**Task details:** Wherever the word "arquivo" appears in a line, copy that line.

**Extracted records:**
● ● ● ● ●

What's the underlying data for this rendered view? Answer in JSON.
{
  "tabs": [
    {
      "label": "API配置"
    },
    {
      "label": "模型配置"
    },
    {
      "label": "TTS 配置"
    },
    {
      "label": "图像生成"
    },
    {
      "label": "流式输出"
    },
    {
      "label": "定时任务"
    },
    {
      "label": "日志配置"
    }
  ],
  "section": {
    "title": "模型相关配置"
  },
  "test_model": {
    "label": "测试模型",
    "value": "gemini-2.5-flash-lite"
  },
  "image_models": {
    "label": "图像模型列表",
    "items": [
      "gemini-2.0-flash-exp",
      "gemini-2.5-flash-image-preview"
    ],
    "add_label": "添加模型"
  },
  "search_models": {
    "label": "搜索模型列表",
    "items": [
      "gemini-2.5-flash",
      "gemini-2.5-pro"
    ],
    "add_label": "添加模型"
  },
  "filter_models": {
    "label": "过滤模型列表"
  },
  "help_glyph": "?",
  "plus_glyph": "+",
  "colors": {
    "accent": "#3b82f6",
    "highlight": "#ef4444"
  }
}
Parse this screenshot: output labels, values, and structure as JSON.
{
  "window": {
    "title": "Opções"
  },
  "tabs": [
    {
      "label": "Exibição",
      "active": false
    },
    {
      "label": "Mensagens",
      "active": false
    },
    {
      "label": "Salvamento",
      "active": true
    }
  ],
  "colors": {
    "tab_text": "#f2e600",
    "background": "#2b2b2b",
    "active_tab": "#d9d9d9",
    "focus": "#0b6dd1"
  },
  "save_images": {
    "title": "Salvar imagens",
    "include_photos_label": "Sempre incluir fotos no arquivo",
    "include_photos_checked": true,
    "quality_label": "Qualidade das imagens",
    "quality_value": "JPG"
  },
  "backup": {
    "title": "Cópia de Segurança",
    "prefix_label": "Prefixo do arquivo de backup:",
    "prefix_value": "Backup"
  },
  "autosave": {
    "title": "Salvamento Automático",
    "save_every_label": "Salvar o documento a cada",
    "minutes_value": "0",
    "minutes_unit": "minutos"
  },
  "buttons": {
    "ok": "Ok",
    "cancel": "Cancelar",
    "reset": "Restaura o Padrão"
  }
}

● ● ● ● ●

**Answer to this problem:**
    "include_photos_label": "Sempre incluir fotos no arquivo",
    "prefix_label": "Prefixo do arquivo de backup:",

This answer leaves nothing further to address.